- _Task description_
In the data, extract each line that holds the string "color".

- _Supplied records_
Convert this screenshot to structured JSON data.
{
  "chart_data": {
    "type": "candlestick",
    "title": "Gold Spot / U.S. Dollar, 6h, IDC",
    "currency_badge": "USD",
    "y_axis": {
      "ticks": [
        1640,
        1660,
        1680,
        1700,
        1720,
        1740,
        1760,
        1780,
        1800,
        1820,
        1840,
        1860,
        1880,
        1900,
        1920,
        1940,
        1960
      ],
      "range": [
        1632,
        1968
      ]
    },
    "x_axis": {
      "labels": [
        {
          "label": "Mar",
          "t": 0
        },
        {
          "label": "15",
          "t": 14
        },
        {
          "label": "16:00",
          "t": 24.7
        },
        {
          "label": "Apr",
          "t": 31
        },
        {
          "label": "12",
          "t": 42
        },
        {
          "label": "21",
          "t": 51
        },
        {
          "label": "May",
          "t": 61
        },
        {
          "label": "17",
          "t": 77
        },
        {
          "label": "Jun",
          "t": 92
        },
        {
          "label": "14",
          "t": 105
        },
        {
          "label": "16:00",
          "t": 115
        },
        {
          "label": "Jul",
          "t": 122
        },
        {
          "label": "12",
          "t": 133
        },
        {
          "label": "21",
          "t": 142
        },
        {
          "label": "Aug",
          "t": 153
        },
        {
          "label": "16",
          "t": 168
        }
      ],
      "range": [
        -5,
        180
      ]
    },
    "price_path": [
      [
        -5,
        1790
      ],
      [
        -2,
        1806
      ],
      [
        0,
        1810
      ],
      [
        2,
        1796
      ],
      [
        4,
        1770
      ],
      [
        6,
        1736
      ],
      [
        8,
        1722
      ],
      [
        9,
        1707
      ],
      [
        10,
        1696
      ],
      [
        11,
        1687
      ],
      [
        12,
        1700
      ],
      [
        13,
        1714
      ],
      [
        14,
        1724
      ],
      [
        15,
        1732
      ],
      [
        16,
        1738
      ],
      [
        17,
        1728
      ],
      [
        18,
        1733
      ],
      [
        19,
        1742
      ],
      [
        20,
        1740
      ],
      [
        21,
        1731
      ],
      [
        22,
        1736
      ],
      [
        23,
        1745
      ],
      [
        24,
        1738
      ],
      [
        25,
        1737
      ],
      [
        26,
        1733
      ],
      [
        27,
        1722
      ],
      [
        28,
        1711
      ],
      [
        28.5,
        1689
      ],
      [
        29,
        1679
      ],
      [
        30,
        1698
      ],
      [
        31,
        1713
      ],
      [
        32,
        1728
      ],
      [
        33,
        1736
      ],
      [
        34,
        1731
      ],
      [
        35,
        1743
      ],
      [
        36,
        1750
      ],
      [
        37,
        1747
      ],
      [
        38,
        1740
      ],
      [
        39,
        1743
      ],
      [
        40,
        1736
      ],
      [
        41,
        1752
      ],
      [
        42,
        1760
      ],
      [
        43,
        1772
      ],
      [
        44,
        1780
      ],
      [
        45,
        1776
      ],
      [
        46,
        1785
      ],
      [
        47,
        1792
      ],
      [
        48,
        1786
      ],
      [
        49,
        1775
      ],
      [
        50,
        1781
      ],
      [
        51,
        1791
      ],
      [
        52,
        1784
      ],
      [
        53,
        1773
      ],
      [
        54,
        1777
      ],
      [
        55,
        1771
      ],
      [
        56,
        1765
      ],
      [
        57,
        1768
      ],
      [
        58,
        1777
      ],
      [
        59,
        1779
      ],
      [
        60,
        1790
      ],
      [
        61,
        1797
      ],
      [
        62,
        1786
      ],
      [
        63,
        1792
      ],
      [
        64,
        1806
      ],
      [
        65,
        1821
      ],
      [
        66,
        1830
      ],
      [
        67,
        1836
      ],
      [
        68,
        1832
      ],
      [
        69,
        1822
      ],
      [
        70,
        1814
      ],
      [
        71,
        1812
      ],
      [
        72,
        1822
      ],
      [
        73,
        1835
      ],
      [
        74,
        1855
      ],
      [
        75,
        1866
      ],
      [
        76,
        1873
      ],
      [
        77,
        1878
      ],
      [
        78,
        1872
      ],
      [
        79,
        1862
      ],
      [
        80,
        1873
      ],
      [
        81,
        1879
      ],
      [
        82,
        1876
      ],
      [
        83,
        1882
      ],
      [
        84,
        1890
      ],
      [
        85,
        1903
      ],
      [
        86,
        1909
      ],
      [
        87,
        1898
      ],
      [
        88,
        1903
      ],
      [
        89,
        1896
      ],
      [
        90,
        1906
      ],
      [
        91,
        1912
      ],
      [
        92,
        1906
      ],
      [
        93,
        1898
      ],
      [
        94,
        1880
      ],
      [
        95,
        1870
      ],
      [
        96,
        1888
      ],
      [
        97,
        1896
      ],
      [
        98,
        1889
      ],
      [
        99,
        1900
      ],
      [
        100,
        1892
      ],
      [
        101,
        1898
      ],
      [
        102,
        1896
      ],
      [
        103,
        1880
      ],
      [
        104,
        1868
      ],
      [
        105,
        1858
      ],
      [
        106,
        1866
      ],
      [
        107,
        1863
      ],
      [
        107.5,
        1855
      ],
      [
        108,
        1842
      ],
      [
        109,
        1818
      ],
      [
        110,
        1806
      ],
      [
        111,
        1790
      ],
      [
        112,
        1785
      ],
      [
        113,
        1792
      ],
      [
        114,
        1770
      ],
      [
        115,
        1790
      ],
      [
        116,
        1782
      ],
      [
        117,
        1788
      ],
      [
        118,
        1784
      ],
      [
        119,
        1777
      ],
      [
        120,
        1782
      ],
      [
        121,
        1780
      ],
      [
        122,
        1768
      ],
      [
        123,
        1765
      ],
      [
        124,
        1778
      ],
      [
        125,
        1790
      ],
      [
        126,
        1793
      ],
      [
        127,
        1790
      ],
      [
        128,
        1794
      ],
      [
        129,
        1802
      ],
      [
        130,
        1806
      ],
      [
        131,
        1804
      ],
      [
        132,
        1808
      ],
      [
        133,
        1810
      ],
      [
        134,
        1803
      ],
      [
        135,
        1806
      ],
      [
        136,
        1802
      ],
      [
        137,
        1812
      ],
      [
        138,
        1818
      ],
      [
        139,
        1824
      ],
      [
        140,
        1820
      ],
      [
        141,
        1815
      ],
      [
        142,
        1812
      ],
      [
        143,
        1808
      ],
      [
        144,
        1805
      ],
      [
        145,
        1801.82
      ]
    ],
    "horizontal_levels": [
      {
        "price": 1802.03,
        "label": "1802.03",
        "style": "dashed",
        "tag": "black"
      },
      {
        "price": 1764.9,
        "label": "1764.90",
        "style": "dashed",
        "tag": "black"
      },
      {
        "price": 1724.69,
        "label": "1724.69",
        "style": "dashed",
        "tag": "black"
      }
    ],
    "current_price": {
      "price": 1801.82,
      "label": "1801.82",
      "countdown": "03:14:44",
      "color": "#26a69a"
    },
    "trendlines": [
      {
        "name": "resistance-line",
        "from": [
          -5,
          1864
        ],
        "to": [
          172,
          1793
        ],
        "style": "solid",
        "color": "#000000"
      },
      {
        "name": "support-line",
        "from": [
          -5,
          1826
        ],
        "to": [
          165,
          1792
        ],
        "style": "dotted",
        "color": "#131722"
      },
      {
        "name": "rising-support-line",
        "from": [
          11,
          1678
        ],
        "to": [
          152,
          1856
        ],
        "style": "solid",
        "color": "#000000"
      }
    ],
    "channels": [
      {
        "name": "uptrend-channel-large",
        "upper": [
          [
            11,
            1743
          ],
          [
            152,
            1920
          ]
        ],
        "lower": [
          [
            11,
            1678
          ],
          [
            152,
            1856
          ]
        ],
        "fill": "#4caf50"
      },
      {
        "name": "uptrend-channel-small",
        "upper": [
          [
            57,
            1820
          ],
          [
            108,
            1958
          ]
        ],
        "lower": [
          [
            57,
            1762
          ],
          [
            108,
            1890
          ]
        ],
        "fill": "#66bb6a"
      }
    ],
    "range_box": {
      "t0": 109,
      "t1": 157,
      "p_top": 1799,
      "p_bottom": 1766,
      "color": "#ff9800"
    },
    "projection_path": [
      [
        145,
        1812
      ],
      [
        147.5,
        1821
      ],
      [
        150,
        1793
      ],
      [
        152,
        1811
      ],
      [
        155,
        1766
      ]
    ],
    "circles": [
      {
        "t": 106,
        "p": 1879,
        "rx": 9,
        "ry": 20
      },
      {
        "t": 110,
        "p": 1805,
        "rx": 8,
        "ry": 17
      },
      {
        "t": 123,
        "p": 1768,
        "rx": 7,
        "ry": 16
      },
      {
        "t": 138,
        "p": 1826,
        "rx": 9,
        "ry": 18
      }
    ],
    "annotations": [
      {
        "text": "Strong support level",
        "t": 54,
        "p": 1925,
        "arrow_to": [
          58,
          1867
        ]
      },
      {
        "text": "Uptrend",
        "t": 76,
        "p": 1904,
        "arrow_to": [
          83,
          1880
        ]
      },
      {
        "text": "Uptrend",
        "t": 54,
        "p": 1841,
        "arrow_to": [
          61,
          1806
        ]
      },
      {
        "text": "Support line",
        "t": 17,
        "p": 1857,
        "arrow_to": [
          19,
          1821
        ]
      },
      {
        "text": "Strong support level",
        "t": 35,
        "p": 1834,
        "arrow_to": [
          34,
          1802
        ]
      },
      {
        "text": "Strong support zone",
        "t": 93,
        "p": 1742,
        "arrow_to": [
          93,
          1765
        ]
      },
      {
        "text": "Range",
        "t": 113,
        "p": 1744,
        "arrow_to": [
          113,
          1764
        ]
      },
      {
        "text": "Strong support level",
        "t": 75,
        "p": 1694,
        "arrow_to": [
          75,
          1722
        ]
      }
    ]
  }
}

- _Answer below_
      "color": "#26a69a"
        "color": "#000000"
        "color": "#131722"
        "color": "#000000"
      "color": "#ff9800"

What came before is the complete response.